Stored dataset items:

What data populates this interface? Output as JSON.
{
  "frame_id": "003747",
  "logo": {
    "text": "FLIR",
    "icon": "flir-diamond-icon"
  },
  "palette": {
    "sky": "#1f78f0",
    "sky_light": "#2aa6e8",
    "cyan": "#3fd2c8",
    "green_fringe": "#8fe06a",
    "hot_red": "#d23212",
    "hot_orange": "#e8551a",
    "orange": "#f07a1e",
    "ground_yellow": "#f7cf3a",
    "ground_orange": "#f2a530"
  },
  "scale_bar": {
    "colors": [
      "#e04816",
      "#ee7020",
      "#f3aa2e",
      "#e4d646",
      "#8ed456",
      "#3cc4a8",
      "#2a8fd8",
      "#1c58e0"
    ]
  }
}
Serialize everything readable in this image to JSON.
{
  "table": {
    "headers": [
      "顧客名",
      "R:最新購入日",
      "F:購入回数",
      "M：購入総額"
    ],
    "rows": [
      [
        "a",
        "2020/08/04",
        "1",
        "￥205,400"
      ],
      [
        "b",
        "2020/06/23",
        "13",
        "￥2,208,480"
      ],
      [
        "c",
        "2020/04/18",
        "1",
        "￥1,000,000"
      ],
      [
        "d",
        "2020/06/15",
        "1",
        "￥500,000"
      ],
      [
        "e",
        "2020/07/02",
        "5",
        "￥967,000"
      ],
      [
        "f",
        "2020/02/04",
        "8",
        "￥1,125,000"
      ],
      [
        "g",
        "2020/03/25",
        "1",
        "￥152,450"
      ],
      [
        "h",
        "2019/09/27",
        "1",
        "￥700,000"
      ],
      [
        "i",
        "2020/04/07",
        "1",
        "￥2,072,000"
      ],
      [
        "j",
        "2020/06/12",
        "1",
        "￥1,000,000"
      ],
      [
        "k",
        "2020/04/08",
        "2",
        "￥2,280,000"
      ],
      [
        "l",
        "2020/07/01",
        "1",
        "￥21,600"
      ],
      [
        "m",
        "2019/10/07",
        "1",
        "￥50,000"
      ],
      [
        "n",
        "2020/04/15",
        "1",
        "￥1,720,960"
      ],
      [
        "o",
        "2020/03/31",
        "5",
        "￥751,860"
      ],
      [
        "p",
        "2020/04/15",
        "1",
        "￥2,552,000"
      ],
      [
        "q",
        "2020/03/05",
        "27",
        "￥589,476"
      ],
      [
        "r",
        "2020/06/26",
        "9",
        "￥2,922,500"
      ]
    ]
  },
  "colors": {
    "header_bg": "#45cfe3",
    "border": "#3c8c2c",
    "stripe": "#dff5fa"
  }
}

● Your task: Each record above should be output again exactly.

● Complete output:
What data populates this interface? Output as JSON.
{
  "frame_id": "003747",
  "logo": {
    "text": "FLIR",
    "icon": "flir-diamond-icon"
  },
  "palette": {
    "sky": "#1f78f0",
    "sky_light": "#2aa6e8",
    "cyan": "#3fd2c8",
    "green_fringe": "#8fe06a",
    "hot_red": "#d23212",
    "hot_orange": "#e8551a",
    "orange": "#f07a1e",
    "ground_yellow": "#f7cf3a",
    "ground_orange": "#f2a530"
  },
  "scale_bar": {
    "colors": [
      "#e04816",
      "#ee7020",
      "#f3aa2e",
      "#e4d646",
      "#8ed456",
      "#3cc4a8",
      "#2a8fd8",
      "#1c58e0"
    ]
  }
}
Serialize everything readable in this image to JSON.
{
  "table": {
    "headers": [
      "顧客名",
      "R:最新購入日",
      "F:購入回数",
      "M：購入総額"
    ],
    "rows": [
      [
        "a",
        "2020/08/04",
        "1",
        "￥205,400"
      ],
      [
        "b",
        "2020/06/23",
        "13",
        "￥2,208,480"
      ],
      [
        "c",
        "2020/04/18",
        "1",
        "￥1,000,000"
      ],
      [
        "d",
        "2020/06/15",
        "1",
        "￥500,000"
      ],
      [
        "e",
        "2020/07/02",
        "5",
        "￥967,000"
      ],
      [
        "f",
        "2020/02/04",
        "8",
        "￥1,125,000"
      ],
      [
        "g",
        "2020/03/25",
        "1",
        "￥152,450"
      ],
      [
        "h",
        "2019/09/27",
        "1",
        "￥700,000"
      ],
      [
        "i",
        "2020/04/07",
        "1",
        "￥2,072,000"
      ],
      [
        "j",
        "2020/06/12",
        "1",
        "￥1,000,000"
      ],
      [
        "k",
        "2020/04/08",
        "2",
        "￥2,280,000"
      ],
      [
        "l",
        "2020/07/01",
        "1",
        "￥21,600"
      ],
      [
        "m",
        "2019/10/07",
        "1",
        "￥50,000"
      ],
      [
        "n",
        "2020/04/15",
        "1",
        "￥1,720,960"
      ],
      [
        "o",
        "2020/03/31",
        "5",
        "￥751,860"
      ],
      [
        "p",
        "2020/04/15",
        "1",
        "￥2,552,000"
      ],
      [
        "q",
        "2020/03/05",
        "27",
        "￥589,476"
      ],
      [
        "r",
        "2020/06/26",
        "9",
        "￥2,922,500"
      ]
    ]
  },
  "colors": {
    "header_bg": "#45cfe3",
    "border": "#3c8c2c",
    "stripe": "#dff5fa"
  }
}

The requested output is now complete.